* [The problem]:
In the material below, the lines containing the word "长期负债" are required; copy each of them.

* [Material provided]:
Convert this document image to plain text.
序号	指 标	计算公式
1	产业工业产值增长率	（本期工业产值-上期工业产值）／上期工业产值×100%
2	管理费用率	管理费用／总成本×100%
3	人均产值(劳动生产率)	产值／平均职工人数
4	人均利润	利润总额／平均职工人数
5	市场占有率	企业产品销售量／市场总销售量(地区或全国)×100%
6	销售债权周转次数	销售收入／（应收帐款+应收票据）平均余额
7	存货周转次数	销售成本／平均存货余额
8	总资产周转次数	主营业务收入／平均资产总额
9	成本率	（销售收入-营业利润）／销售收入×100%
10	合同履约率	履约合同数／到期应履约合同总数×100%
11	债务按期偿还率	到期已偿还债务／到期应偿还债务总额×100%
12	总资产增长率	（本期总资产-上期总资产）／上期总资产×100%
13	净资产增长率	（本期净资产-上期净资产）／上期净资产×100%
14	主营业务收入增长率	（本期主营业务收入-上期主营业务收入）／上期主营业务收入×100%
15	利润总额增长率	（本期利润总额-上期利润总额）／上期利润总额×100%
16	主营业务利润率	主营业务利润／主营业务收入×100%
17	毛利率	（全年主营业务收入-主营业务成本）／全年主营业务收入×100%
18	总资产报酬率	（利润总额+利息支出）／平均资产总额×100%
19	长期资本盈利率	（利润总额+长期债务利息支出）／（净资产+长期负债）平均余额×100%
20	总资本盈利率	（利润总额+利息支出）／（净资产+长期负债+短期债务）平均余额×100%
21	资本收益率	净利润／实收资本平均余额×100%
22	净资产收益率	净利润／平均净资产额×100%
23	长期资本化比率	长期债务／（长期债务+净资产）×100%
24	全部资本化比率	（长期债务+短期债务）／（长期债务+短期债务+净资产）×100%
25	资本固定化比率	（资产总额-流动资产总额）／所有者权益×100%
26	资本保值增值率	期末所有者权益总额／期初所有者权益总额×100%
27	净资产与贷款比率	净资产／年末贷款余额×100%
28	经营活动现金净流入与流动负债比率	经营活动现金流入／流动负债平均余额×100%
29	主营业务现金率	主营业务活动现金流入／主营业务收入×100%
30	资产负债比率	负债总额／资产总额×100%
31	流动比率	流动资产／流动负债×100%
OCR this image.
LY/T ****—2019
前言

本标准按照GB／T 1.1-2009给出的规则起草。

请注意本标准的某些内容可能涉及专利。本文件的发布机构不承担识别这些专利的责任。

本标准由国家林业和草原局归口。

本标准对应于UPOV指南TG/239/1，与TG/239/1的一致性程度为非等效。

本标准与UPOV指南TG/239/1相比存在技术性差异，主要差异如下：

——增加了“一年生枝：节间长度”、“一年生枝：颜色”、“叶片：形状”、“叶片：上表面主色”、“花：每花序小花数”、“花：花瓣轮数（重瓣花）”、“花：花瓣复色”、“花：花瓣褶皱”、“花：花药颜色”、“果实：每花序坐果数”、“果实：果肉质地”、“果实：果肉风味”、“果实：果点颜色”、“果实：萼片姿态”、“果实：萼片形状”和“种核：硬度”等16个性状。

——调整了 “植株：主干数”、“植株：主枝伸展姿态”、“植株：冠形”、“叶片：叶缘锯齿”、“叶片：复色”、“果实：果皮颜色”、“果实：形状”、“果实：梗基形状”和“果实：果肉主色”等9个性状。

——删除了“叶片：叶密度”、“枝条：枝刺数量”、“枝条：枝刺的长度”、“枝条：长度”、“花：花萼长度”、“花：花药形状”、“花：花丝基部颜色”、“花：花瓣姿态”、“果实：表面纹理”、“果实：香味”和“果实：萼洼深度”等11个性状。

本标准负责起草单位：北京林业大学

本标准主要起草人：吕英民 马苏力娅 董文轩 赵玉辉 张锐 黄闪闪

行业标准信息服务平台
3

* [Exercise answer]:
19	长期资本盈利率	（利润总额+长期债务利息支出）／（净资产+长期负债）平均余额×100%
20	总资本盈利率	（利润总额+利息支出）／（净资产+长期负债+短期债务）平均余额×100%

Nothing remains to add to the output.